**TASK DETAILS:** An exact copy of every record is needed.
━━ EXERCISE INPUT ━━
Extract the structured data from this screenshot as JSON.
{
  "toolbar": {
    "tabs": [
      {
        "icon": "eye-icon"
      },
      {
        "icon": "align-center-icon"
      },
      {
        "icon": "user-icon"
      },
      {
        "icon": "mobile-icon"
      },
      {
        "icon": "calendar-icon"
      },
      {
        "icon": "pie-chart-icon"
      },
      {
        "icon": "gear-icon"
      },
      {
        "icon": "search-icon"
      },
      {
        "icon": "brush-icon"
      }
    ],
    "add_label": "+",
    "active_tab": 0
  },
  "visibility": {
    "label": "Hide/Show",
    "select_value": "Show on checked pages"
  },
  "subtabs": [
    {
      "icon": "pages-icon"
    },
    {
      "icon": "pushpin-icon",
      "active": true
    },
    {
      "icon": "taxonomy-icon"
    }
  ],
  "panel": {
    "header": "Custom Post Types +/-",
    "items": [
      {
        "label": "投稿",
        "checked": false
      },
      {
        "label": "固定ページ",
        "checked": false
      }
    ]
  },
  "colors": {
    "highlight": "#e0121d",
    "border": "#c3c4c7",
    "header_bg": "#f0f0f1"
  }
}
━━━
**OUTPUT BELOW:**
Extract the structured data from this screenshot as JSON.
{
  "toolbar": {
    "tabs": [
      {
        "icon": "eye-icon"
      },
      {
        "icon": "align-center-icon"
      },
      {
        "icon": "user-icon"
      },
      {
        "icon": "mobile-icon"
      },
      {
        "icon": "calendar-icon"
      },
      {
        "icon": "pie-chart-icon"
      },
      {
        "icon": "gear-icon"
      },
      {
        "icon": "search-icon"
      },
      {
        "icon": "brush-icon"
      }
    ],
    "add_label": "+",
    "active_tab": 0
  },
  "visibility": {
    "label": "Hide/Show",
    "select_value": "Show on checked pages"
  },
  "subtabs": [
    {
      "icon": "pages-icon"
    },
    {
      "icon": "pushpin-icon",
      "active": true
    },
    {
      "icon": "taxonomy-icon"
    }
  ],
  "panel": {
    "header": "Custom Post Types +/-",
    "items": [
      {
        "label": "投稿",
        "checked": false
      },
      {
        "label": "固定ページ",
        "checked": false
      }
    ]
  },
  "colors": {
    "highlight": "#e0121d",
    "border": "#c3c4c7",
    "header_bg": "#f0f0f1"
  }
}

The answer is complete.